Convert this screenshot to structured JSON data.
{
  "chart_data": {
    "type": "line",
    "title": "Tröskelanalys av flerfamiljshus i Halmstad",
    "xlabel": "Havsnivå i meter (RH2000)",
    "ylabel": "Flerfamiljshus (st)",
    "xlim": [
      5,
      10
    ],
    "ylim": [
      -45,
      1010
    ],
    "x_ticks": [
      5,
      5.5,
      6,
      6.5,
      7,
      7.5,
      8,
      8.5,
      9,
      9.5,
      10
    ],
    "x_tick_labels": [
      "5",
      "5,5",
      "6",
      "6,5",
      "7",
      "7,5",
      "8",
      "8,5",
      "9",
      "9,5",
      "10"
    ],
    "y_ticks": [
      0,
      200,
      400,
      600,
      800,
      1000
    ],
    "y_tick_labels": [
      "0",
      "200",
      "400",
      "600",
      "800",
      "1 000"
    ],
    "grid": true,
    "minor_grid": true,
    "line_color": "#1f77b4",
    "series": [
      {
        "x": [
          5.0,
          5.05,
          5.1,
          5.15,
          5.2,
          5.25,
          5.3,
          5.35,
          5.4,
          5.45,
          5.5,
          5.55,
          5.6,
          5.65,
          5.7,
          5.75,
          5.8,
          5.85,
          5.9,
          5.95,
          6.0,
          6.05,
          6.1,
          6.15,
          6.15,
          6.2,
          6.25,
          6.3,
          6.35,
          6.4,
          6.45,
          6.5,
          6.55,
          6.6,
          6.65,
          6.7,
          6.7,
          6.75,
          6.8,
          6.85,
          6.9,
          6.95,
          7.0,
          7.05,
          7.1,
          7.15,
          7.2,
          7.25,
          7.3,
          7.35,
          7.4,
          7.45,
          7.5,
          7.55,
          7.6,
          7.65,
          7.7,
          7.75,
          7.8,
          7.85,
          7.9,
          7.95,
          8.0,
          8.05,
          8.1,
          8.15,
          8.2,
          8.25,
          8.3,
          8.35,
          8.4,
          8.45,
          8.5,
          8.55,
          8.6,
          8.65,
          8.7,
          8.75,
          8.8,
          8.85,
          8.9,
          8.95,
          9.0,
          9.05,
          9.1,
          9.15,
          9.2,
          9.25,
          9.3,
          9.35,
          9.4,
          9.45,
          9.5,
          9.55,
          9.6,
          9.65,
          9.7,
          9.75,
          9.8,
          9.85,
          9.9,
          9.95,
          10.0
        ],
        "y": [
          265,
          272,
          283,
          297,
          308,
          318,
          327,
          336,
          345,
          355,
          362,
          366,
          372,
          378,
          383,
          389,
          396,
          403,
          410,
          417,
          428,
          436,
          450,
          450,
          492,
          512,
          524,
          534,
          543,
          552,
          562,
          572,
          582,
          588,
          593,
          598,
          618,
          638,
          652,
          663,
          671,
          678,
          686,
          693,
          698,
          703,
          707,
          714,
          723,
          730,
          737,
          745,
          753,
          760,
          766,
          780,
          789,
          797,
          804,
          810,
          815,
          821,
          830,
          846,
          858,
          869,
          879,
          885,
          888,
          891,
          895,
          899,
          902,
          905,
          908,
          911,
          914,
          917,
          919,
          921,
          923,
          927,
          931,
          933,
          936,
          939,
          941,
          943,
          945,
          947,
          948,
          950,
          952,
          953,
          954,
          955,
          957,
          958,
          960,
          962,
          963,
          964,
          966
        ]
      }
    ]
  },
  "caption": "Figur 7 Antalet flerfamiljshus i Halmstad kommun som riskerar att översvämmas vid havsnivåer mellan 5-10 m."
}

= = = = =

AIM OF THE TASK - Gather all lines from the records above in which "Halmstad" appears.

THE REPLY -
    "title": "Tröskelanalys av flerfamiljshus i Halmstad",
  "caption": "Figur 7 Antalet flerfamiljshus i Halmstad kommun som riskerar att översvämmas vid havsnivåer mellan 5-10 m."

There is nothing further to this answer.